Exercise goal
In this exercise, reproduce all the entries that follow exactly.

Input

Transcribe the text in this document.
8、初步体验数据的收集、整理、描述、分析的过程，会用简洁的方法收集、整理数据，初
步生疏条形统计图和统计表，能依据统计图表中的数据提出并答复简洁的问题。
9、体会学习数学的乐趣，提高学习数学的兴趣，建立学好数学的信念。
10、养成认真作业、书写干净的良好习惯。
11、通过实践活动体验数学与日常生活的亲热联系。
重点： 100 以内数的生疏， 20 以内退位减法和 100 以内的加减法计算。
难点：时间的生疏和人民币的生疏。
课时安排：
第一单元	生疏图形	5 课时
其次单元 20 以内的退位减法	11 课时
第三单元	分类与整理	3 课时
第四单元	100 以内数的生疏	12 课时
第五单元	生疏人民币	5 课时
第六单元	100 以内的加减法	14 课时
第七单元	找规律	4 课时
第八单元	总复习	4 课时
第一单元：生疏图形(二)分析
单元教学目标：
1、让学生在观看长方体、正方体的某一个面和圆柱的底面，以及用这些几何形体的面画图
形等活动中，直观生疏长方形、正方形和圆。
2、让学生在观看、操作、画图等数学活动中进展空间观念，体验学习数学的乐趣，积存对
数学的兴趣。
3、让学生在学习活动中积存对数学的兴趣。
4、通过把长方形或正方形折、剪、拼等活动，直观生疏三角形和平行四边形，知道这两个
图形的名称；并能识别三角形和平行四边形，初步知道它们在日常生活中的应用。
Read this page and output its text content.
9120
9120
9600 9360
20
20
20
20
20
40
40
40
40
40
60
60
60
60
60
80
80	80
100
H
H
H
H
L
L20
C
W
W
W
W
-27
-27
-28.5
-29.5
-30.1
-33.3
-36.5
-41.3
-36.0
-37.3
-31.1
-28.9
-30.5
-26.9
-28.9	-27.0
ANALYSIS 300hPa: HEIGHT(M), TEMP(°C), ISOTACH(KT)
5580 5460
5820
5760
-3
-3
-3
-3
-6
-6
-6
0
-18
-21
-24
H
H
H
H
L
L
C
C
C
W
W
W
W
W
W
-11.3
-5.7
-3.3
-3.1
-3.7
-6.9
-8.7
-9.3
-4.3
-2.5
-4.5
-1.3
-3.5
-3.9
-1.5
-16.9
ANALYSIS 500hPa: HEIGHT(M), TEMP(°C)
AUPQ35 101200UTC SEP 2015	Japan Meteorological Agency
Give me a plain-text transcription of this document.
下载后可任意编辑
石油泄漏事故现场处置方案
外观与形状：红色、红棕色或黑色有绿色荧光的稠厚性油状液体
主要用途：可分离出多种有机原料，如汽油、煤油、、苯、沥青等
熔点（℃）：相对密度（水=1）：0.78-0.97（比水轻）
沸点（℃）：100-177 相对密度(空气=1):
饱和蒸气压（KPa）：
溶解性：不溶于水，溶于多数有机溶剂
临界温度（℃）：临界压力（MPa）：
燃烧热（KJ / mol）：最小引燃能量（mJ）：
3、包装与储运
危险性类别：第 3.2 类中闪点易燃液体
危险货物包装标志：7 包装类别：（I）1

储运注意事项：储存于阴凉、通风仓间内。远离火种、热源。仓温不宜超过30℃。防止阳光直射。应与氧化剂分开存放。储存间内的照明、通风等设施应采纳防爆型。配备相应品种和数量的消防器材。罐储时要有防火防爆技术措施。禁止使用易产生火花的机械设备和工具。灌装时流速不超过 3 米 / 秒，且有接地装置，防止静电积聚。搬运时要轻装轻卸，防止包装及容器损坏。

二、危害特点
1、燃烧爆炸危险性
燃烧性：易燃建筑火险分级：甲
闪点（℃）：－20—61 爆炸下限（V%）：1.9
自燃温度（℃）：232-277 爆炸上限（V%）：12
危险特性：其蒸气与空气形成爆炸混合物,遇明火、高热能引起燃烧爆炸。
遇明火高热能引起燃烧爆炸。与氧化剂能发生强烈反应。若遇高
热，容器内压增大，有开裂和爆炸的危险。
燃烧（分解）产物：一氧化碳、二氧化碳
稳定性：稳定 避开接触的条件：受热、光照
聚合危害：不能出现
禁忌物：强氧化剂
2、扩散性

Correct output
Transcribe the text in this document.
8、初步体验数据的收集、整理、描述、分析的过程，会用简洁的方法收集、整理数据，初
步生疏条形统计图和统计表，能依据统计图表中的数据提出并答复简洁的问题。
9、体会学习数学的乐趣，提高学习数学的兴趣，建立学好数学的信念。
10、养成认真作业、书写干净的良好习惯。
11、通过实践活动体验数学与日常生活的亲热联系。
重点： 100 以内数的生疏， 20 以内退位减法和 100 以内的加减法计算。
难点：时间的生疏和人民币的生疏。
课时安排：
第一单元	生疏图形	5 课时
其次单元 20 以内的退位减法	11 课时
第三单元	分类与整理	3 课时
第四单元	100 以内数的生疏	12 课时
第五单元	生疏人民币	5 课时
第六单元	100 以内的加减法	14 课时
第七单元	找规律	4 课时
第八单元	总复习	4 课时
第一单元：生疏图形(二)分析
单元教学目标：
1、让学生在观看长方体、正方体的某一个面和圆柱的底面，以及用这些几何形体的面画图
形等活动中，直观生疏长方形、正方形和圆。
2、让学生在观看、操作、画图等数学活动中进展空间观念，体验学习数学的乐趣，积存对
数学的兴趣。
3、让学生在学习活动中积存对数学的兴趣。
4、通过把长方形或正方形折、剪、拼等活动，直观生疏三角形和平行四边形，知道这两个
图形的名称；并能识别三角形和平行四边形，初步知道它们在日常生活中的应用。
Read this page and output its text content.
9120
9120
9600 9360
20
20
20
20
20
40
40
40
40
40
60
60
60
60
60
80
80	80
100
H
H
H
H
L
L20
C
W
W
W
W
-27
-27
-28.5
-29.5
-30.1
-33.3
-36.5
-41.3
-36.0
-37.3
-31.1
-28.9
-30.5
-26.9
-28.9	-27.0
ANALYSIS 300hPa: HEIGHT(M), TEMP(°C), ISOTACH(KT)
5580 5460
5820
5760
-3
-3
-3
-3
-6
-6
-6
0
-18
-21
-24
H
H
H
H
L
L
C
C
C
W
W
W
W
W
W
-11.3
-5.7
-3.3
-3.1
-3.7
-6.9
-8.7
-9.3
-4.3
-2.5
-4.5
-1.3
-3.5
-3.9
-1.5
-16.9
ANALYSIS 500hPa: HEIGHT(M), TEMP(°C)
AUPQ35 101200UTC SEP 2015	Japan Meteorological Agency
Give me a plain-text transcription of this document.
下载后可任意编辑
石油泄漏事故现场处置方案
外观与形状：红色、红棕色或黑色有绿色荧光的稠厚性油状液体
主要用途：可分离出多种有机原料，如汽油、煤油、、苯、沥青等
熔点（℃）：相对密度（水=1）：0.78-0.97（比水轻）
沸点（℃）：100-177 相对密度(空气=1):
饱和蒸气压（KPa）：
溶解性：不溶于水，溶于多数有机溶剂
临界温度（℃）：临界压力（MPa）：
燃烧热（KJ / mol）：最小引燃能量（mJ）：
3、包装与储运
危险性类别：第 3.2 类中闪点易燃液体
危险货物包装标志：7 包装类别：（I）1

储运注意事项：储存于阴凉、通风仓间内。远离火种、热源。仓温不宜超过30℃。防止阳光直射。应与氧化剂分开存放。储存间内的照明、通风等设施应采纳防爆型。配备相应品种和数量的消防器材。罐储时要有防火防爆技术措施。禁止使用易产生火花的机械设备和工具。灌装时流速不超过 3 米 / 秒，且有接地装置，防止静电积聚。搬运时要轻装轻卸，防止包装及容器损坏。

二、危害特点
1、燃烧爆炸危险性
燃烧性：易燃建筑火险分级：甲
闪点（℃）：－20—61 爆炸下限（V%）：1.9
自燃温度（℃）：232-277 爆炸上限（V%）：12
危险特性：其蒸气与空气形成爆炸混合物,遇明火、高热能引起燃烧爆炸。
遇明火高热能引起燃烧爆炸。与氧化剂能发生强烈反应。若遇高
热，容器内压增大，有开裂和爆炸的危险。
燃烧（分解）产物：一氧化碳、二氧化碳
稳定性：稳定 避开接触的条件：受热、光照
聚合危害：不能出现
禁忌物：强氧化剂
2、扩散性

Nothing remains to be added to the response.